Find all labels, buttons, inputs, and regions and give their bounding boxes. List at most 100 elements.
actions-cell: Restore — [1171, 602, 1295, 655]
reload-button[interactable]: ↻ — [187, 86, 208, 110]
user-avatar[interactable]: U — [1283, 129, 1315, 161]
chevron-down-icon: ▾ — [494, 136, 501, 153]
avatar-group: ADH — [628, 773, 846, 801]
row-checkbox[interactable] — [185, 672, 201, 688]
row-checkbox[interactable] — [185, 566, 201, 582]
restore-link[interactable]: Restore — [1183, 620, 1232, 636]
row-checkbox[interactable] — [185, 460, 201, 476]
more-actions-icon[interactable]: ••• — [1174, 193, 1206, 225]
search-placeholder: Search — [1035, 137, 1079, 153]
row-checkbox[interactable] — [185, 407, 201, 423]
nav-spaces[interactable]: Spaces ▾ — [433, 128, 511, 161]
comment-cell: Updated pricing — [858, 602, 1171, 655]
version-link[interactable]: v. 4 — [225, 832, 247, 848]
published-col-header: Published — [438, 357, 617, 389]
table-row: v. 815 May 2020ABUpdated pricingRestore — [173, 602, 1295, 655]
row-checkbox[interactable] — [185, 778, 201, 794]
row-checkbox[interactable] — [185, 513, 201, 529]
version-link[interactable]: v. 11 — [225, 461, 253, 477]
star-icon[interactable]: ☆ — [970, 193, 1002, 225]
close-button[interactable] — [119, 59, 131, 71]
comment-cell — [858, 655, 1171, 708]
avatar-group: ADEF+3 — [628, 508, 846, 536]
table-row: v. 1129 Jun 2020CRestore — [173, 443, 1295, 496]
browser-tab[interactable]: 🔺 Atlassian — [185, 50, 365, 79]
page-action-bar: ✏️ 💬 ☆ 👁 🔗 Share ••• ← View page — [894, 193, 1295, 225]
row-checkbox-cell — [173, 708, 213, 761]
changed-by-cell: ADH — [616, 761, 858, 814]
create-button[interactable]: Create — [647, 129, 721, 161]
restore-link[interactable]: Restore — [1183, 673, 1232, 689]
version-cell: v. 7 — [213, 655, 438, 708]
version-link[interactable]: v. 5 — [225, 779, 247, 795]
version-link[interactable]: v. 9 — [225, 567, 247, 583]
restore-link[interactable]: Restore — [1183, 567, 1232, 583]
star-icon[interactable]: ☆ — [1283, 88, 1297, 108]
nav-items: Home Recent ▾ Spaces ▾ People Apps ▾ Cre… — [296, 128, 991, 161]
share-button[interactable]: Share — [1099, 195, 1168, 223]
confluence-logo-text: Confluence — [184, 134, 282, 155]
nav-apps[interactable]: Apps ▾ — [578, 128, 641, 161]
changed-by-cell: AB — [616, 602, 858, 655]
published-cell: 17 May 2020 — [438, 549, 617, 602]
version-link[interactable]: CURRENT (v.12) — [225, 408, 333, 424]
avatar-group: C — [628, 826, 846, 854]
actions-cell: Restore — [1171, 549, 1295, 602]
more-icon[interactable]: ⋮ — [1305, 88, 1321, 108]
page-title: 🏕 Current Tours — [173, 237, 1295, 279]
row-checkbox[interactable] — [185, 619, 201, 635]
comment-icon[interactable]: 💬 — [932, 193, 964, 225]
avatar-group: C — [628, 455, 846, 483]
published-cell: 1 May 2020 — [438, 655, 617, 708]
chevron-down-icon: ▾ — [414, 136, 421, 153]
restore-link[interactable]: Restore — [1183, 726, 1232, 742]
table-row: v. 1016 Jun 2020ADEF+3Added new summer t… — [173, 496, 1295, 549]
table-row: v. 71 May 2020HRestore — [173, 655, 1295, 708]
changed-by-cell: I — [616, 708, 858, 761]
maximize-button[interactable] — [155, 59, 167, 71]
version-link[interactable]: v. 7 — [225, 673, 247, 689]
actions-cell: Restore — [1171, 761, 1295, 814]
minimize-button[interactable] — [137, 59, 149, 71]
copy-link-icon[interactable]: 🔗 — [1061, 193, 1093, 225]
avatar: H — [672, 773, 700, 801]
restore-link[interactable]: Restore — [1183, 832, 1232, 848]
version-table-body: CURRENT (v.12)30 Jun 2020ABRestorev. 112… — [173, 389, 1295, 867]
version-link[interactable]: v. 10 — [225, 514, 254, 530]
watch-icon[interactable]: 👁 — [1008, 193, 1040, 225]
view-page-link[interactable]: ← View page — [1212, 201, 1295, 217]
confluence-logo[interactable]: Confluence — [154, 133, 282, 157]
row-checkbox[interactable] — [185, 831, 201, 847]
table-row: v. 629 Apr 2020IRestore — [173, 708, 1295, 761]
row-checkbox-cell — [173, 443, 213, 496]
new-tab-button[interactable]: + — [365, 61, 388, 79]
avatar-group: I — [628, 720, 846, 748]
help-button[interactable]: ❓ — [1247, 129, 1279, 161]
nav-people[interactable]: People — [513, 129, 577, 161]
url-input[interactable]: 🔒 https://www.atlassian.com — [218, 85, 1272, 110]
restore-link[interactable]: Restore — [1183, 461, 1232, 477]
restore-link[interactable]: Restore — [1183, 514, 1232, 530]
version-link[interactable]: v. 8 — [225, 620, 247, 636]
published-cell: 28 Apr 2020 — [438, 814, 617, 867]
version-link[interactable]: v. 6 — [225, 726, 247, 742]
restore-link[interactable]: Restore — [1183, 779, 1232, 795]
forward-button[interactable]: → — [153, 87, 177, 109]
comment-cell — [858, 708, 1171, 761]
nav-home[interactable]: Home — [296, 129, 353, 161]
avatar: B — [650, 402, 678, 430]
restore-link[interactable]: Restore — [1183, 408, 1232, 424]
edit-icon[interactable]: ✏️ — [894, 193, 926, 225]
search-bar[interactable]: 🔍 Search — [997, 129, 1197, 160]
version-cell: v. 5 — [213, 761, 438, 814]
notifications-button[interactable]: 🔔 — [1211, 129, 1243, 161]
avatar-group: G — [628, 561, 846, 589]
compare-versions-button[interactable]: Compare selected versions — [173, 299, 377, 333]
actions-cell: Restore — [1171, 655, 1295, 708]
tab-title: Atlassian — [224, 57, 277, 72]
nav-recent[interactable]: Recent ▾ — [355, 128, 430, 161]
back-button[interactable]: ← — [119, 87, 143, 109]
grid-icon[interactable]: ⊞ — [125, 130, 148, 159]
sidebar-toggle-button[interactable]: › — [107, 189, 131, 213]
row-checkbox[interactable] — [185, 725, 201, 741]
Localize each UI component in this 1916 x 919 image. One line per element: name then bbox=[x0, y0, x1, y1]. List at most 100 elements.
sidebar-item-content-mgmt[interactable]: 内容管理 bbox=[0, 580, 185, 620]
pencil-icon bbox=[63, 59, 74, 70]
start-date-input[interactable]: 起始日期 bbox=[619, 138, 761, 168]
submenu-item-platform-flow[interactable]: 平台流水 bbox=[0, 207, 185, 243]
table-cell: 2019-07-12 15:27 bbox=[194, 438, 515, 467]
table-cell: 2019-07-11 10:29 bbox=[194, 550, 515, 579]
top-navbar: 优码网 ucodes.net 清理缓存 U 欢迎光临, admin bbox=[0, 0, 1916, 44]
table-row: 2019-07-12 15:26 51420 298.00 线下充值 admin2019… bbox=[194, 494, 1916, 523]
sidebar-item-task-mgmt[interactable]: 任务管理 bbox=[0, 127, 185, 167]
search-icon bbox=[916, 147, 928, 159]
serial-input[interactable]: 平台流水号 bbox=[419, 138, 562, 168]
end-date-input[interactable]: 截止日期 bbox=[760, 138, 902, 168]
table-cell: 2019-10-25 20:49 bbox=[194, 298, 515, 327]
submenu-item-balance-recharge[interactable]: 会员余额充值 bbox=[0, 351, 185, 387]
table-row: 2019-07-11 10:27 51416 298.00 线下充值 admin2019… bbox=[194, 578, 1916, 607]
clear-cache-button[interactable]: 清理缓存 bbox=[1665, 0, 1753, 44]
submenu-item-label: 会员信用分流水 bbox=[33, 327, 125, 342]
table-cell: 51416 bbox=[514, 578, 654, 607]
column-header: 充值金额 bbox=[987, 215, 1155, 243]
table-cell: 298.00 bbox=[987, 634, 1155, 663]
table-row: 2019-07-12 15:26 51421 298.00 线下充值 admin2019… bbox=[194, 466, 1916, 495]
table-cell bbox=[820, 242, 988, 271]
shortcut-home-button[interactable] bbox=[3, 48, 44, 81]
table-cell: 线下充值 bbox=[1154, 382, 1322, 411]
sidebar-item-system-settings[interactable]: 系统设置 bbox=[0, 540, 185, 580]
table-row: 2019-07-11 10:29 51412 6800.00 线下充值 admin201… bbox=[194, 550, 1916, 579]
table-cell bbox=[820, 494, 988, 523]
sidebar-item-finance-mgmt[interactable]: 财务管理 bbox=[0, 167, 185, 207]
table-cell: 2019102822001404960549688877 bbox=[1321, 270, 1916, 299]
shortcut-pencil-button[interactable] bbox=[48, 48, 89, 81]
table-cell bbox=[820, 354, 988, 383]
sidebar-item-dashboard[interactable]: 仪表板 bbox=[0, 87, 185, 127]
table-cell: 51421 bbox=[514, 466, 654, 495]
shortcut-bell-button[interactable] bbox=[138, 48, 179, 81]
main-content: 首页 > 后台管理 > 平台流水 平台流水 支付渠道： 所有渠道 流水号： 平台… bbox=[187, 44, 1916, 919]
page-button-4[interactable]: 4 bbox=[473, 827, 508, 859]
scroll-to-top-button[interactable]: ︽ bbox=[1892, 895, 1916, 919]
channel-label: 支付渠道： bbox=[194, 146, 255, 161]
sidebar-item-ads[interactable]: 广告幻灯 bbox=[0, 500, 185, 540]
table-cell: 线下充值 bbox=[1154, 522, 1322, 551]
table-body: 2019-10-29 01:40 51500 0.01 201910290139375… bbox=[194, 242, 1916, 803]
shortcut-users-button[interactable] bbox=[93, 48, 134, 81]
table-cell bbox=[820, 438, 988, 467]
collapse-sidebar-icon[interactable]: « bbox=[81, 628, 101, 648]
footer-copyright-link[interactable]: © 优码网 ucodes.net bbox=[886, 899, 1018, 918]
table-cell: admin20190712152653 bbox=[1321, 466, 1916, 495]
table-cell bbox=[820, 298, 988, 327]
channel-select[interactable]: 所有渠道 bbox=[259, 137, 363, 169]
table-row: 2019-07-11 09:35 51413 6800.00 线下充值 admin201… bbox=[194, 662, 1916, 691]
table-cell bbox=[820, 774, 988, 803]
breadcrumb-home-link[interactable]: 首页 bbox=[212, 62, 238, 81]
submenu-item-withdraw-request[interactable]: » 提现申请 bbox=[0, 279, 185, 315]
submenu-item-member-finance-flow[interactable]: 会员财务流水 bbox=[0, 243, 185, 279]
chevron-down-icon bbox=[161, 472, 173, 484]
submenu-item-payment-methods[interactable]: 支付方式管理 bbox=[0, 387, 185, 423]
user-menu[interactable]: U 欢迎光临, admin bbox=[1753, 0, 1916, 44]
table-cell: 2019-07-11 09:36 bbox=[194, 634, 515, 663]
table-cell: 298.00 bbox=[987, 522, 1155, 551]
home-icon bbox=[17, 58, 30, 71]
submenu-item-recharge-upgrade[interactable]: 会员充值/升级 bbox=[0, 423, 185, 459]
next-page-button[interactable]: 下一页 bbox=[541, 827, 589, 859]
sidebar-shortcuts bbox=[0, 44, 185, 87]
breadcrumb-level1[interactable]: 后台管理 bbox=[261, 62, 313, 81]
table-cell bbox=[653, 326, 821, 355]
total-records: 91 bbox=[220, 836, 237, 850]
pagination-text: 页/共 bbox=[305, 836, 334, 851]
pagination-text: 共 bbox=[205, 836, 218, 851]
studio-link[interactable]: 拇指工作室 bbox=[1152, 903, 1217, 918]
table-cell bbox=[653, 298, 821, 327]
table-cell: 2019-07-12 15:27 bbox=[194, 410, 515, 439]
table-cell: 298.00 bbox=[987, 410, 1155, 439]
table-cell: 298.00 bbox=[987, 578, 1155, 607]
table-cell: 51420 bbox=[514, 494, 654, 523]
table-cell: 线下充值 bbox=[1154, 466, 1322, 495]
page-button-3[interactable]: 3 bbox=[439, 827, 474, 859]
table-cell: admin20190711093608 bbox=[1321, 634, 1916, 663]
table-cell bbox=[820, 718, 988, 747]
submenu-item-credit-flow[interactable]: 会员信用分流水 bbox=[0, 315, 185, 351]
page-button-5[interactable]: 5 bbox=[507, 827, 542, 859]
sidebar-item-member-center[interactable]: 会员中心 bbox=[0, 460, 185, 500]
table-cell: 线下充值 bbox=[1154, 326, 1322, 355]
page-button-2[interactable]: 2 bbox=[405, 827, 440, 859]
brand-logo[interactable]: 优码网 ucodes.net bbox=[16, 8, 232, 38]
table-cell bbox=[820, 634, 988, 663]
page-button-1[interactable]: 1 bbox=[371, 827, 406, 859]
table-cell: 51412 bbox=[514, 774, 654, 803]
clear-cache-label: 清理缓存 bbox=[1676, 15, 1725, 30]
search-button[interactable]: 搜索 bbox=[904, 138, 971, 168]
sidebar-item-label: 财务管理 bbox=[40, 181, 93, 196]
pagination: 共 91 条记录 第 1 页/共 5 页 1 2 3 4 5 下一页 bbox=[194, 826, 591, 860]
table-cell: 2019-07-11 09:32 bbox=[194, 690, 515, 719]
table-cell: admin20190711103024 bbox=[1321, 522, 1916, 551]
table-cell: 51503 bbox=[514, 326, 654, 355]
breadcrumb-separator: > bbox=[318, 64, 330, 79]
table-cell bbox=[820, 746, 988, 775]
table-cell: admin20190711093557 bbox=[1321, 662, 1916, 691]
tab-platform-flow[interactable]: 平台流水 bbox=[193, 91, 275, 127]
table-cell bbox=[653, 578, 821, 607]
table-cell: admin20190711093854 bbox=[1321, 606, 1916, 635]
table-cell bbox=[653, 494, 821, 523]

■ ■ ■ ■ ■ ■ ■

(Set exercise) Please swap "version-link" for "revision-link" in the rows running from the first line through the line with "row-checkbox[interactable] — [185, 513, 201, 529]". Return only those lines, with everything else left unchanged.

(Right answer)
Find all labels, buttons, inputs, and regions and give their bounding boxes. List at most 100 elements.
actions-cell: Restore — [1171, 602, 1295, 655]
reload-button[interactable]: ↻ — [187, 86, 208, 110]
user-avatar[interactable]: U — [1283, 129, 1315, 161]
chevron-down-icon: ▾ — [494, 136, 501, 153]
avatar-group: ADH — [628, 773, 846, 801]
row-checkbox[interactable] — [185, 672, 201, 688]
row-checkbox[interactable] — [185, 566, 201, 582]
restore-link[interactable]: Restore — [1183, 620, 1232, 636]
row-checkbox[interactable] — [185, 460, 201, 476]
more-actions-icon[interactable]: ••• — [1174, 193, 1206, 225]
search-placeholder: Search — [1035, 137, 1079, 153]
row-checkbox[interactable] — [185, 407, 201, 423]
nav-spaces[interactable]: Spaces ▾ — [433, 128, 511, 161]
comment-cell: Updated pricing — [858, 602, 1171, 655]
revision-link[interactable]: v. 4 — [225, 832, 247, 848]
published-col-header: Published — [438, 357, 617, 389]
table-row: v. 815 May 2020ABUpdated pricingRestore — [173, 602, 1295, 655]
row-checkbox[interactable] — [185, 778, 201, 794]
row-checkbox[interactable] — [185, 513, 201, 529]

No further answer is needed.